* INPUT RECORDS
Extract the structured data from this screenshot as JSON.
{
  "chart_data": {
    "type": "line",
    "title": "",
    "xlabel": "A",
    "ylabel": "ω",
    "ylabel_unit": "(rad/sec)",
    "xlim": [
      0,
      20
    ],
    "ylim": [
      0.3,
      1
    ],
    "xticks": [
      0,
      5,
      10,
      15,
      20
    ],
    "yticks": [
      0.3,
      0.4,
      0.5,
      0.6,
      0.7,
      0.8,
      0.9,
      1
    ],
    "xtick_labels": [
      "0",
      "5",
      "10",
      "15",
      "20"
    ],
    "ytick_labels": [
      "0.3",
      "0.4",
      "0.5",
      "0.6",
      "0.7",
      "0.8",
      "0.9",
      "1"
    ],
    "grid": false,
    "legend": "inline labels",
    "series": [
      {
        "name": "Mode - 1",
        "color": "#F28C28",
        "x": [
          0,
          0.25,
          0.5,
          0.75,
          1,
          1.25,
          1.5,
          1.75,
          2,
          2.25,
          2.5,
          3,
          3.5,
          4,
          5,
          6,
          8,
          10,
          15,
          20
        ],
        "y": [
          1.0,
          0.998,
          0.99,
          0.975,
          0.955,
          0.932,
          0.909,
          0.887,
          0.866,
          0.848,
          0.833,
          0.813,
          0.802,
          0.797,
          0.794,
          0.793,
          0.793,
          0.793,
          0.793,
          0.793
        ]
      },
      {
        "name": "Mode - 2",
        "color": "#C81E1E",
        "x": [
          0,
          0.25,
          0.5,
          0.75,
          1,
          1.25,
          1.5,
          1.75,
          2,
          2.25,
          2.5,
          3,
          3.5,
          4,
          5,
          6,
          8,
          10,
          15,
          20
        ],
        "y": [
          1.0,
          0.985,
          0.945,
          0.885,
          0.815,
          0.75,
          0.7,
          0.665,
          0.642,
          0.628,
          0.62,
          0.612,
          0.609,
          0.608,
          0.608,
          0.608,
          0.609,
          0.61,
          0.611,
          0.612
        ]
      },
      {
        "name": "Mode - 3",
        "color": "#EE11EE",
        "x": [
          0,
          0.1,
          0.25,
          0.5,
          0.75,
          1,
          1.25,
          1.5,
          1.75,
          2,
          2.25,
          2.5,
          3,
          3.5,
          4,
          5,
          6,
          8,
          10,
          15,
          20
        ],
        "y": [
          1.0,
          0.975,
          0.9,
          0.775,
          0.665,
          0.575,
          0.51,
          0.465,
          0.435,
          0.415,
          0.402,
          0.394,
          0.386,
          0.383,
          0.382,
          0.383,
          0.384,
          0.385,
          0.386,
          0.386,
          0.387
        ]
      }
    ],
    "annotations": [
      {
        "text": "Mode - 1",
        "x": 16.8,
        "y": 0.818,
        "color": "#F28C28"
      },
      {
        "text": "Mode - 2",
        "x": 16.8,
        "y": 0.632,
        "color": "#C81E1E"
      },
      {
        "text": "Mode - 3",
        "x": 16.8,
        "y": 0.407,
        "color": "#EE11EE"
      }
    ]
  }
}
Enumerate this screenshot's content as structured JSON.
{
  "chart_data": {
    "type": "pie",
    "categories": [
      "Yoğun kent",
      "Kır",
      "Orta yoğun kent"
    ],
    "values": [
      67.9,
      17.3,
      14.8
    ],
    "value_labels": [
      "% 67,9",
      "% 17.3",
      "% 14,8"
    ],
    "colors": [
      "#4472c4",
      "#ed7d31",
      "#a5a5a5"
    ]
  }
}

* EXERCISE TASK
Find the word "structured" in the data and copy out each line where it turns up.

* THE ANSWER
Extract the structured data from this screenshot as JSON.
Enumerate this screenshot's content as structured JSON.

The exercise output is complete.